==== LISTED RECORDS

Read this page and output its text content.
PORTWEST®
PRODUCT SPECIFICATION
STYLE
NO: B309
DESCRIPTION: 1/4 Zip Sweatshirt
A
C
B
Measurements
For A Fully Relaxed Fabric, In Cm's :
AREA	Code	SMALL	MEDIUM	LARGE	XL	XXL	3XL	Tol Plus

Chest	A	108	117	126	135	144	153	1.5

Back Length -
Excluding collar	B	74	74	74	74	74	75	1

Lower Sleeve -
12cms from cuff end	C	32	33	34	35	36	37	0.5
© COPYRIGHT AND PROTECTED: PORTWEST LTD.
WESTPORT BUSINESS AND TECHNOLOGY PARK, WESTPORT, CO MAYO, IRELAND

========

Repeat the data in its entirety, character for character.

_SOLUTION_:
Read this page and output its text content.
PORTWEST®
PRODUCT SPECIFICATION
STYLE
NO: B309
DESCRIPTION: 1/4 Zip Sweatshirt
A
C
B
Measurements
For A Fully Relaxed Fabric, In Cm's :
AREA	Code	SMALL	MEDIUM	LARGE	XL	XXL	3XL	Tol Plus

Chest	A	108	117	126	135	144	153	1.5

Back Length -
Excluding collar	B	74	74	74	74	74	75	1

Lower Sleeve -
12cms from cuff end	C	32	33	34	35	36	37	0.5
© COPYRIGHT AND PROTECTED: PORTWEST LTD.
WESTPORT BUSINESS AND TECHNOLOGY PARK, WESTPORT, CO MAYO, IRELAND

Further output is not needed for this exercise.